Direction:
Pick out the lines below that include the string "الله".

Data listing:
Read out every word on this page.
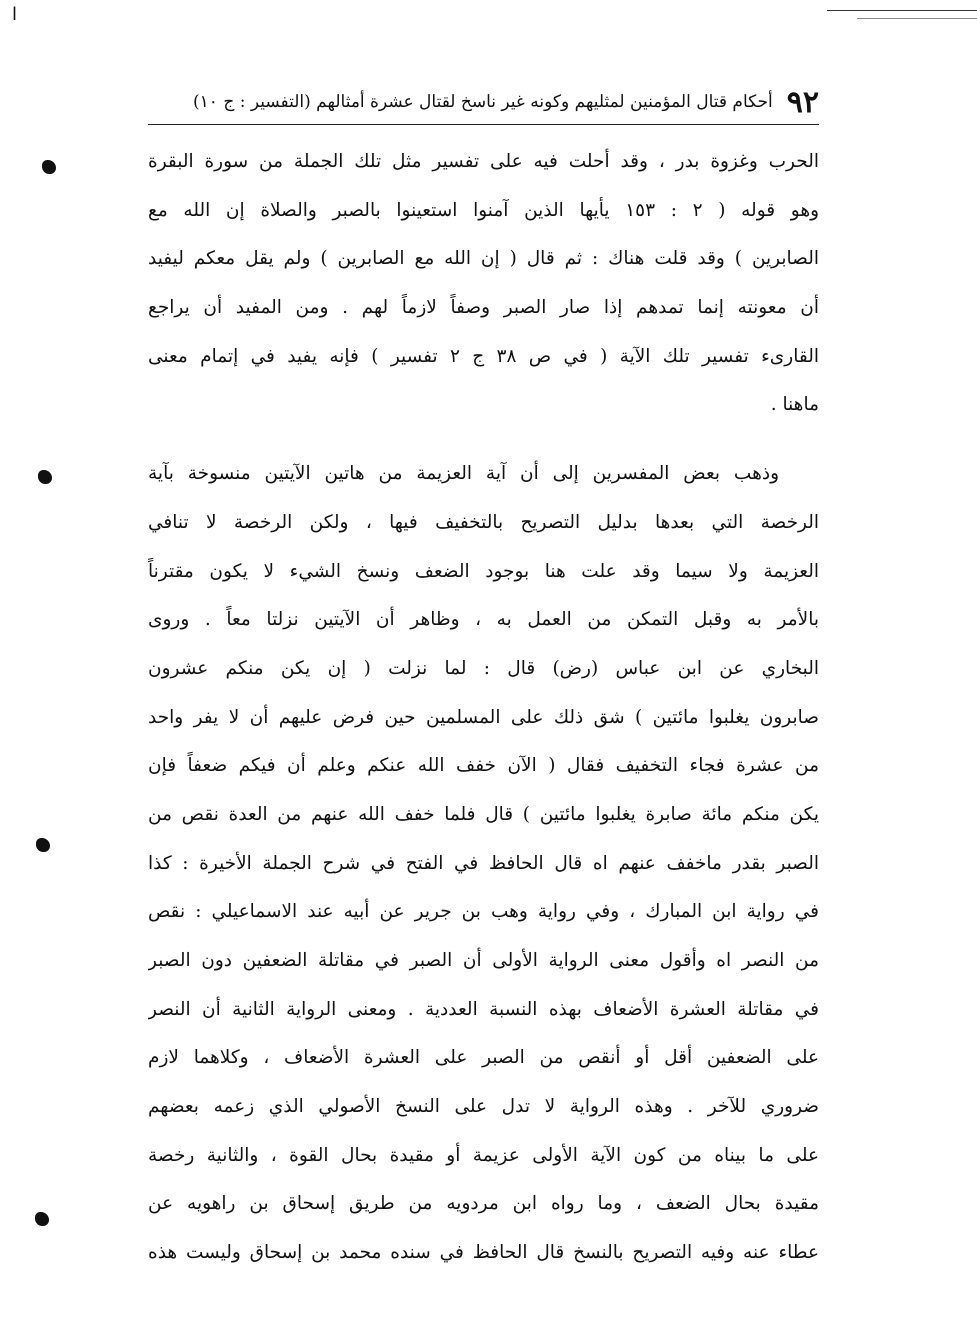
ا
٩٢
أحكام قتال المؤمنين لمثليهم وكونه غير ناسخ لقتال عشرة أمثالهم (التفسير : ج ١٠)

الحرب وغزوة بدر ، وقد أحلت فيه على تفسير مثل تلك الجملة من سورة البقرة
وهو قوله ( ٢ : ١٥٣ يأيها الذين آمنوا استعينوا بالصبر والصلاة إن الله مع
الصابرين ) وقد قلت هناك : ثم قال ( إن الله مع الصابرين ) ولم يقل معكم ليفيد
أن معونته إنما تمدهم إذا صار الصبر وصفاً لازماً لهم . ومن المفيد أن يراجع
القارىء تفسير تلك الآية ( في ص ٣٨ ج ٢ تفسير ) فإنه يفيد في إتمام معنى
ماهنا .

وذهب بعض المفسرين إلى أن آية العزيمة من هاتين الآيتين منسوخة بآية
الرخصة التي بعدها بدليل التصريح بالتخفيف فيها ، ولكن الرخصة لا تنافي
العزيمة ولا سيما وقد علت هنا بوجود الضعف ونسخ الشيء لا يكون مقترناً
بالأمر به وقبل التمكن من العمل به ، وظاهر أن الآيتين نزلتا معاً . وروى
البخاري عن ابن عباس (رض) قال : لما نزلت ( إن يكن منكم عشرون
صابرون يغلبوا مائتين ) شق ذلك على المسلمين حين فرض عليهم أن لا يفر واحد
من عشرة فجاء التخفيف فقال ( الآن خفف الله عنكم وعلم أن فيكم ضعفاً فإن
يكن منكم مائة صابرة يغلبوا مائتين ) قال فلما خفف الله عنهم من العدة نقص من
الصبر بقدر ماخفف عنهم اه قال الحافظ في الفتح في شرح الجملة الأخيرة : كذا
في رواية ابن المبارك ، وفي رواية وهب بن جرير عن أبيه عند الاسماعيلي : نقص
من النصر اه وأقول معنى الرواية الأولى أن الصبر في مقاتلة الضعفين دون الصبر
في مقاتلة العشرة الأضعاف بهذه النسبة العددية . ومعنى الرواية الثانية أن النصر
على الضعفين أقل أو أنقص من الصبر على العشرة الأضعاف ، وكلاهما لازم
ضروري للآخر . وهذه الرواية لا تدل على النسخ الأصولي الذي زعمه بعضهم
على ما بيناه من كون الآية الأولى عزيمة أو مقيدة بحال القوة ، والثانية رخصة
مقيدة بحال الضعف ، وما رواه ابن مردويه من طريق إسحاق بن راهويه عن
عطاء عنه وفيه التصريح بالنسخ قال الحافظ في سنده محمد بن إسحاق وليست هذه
--
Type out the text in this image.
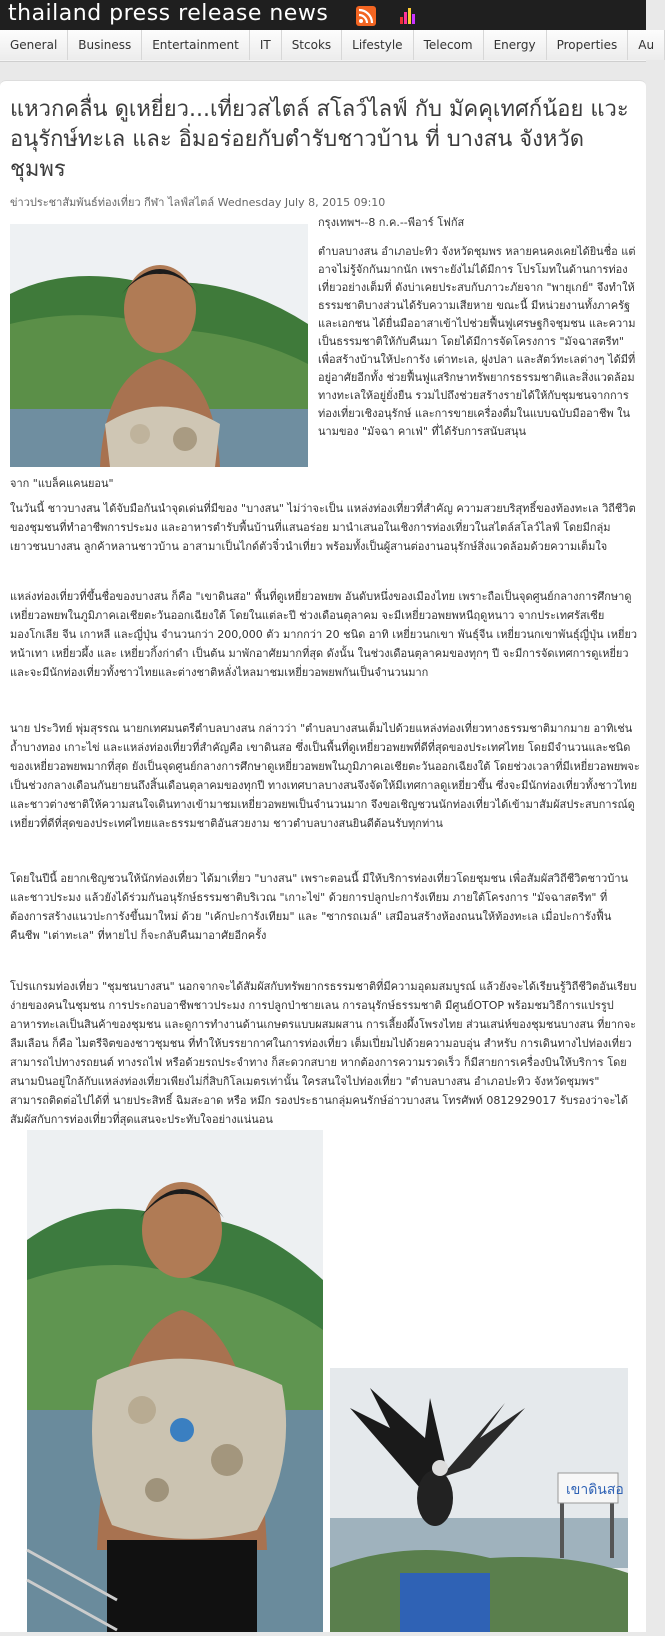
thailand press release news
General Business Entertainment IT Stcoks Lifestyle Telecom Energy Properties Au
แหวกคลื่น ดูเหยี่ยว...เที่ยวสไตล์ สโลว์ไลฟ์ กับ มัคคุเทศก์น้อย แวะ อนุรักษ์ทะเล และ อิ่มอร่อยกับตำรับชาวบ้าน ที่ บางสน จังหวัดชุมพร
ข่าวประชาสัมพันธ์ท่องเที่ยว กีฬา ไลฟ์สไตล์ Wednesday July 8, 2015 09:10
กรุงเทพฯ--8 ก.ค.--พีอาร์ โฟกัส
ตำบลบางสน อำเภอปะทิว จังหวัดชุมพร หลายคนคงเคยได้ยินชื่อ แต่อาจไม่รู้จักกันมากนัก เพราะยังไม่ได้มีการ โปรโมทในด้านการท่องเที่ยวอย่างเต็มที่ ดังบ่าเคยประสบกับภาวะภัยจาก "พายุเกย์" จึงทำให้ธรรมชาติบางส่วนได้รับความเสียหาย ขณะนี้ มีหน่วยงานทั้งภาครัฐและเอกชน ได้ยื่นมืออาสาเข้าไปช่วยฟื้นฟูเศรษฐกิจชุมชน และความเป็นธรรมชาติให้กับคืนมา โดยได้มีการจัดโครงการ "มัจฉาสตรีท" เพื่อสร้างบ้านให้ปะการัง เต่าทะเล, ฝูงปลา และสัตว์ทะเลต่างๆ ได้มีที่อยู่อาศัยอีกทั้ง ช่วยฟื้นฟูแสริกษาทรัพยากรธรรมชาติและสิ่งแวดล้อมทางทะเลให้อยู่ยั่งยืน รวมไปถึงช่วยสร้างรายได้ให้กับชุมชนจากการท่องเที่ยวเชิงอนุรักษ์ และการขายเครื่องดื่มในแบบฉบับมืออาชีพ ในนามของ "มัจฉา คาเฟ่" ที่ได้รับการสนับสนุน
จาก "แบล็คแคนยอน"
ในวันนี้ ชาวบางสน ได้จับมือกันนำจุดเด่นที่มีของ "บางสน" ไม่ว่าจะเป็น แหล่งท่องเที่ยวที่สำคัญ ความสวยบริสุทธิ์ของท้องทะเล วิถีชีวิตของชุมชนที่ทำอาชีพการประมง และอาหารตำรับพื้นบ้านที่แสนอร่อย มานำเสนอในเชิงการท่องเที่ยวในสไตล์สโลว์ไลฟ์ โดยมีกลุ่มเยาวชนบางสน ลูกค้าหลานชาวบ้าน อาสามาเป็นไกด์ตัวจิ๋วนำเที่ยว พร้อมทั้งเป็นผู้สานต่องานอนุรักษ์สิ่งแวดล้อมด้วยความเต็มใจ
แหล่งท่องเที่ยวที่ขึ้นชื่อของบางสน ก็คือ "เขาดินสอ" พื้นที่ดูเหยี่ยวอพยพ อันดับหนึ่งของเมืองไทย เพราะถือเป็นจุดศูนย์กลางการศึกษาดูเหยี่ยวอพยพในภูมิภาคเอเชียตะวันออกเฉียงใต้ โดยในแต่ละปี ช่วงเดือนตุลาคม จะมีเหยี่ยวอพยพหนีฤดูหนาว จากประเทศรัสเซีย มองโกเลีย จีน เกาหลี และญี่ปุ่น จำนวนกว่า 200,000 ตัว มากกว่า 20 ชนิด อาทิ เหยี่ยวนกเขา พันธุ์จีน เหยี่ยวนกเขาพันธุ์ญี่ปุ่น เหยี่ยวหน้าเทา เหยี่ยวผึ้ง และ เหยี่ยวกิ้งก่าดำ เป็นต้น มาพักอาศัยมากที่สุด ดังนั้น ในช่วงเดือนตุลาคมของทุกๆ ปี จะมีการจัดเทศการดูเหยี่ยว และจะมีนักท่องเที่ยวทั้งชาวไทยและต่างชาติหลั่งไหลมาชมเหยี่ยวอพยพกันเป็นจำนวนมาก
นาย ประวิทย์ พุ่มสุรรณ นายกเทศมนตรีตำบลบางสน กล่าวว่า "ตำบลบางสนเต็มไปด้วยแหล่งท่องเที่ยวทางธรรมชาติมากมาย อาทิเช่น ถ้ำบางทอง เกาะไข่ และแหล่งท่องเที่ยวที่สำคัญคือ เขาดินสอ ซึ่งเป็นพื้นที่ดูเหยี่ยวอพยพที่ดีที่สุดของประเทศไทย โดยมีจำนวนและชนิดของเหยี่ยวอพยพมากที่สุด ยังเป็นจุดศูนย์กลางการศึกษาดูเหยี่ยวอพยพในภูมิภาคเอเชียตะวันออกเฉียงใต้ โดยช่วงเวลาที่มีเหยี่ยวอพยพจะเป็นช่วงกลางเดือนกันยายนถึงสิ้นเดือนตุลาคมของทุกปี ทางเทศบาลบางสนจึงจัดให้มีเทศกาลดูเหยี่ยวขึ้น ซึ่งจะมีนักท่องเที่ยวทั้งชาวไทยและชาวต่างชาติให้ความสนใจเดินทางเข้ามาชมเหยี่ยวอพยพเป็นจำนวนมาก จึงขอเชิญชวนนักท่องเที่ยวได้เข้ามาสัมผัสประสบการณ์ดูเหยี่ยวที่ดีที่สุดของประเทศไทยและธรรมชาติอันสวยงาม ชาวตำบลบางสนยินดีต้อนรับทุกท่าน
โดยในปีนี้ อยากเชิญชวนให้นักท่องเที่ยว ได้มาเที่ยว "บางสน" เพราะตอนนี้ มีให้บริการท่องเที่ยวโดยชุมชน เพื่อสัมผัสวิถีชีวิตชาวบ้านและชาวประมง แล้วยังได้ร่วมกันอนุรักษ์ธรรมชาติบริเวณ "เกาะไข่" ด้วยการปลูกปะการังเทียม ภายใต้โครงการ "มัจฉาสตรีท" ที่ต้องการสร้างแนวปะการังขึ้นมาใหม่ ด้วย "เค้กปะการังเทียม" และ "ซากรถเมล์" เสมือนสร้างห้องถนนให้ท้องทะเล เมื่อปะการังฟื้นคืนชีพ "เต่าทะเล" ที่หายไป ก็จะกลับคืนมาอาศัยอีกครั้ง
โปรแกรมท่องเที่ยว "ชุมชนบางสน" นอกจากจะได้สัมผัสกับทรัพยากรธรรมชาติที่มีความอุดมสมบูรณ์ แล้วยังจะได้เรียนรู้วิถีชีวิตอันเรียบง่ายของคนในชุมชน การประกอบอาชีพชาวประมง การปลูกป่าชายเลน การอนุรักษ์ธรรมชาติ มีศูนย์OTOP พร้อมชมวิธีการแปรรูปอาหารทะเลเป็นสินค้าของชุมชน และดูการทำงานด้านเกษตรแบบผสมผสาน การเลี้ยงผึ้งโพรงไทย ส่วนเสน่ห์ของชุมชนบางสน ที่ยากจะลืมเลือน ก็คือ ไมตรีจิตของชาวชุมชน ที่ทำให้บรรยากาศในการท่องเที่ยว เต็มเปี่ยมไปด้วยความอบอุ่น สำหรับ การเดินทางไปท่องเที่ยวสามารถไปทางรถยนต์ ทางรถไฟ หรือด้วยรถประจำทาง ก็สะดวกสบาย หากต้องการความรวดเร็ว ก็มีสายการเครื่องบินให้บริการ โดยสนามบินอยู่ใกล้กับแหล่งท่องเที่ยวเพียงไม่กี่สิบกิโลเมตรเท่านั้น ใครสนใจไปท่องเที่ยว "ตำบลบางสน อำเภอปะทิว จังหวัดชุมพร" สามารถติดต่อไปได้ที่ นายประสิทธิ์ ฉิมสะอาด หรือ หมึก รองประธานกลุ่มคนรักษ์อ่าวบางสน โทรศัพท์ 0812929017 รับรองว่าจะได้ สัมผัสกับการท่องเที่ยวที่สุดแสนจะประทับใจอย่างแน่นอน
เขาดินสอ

Expected answer:
وهو قوله ( ٢ : ١٥٣ يأيها الذين آمنوا استعينوا بالصبر والصلاة إن الله مع
الصابرين ) وقد قلت هناك : ثم قال ( إن الله مع الصابرين ) ولم يقل معكم ليفيد
من عشرة فجاء التخفيف فقال ( الآن خفف الله عنكم وعلم أن فيكم ضعفاً فإن
يكن منكم مائة صابرة يغلبوا مائتين ) قال فلما خفف الله عنهم من العدة نقص من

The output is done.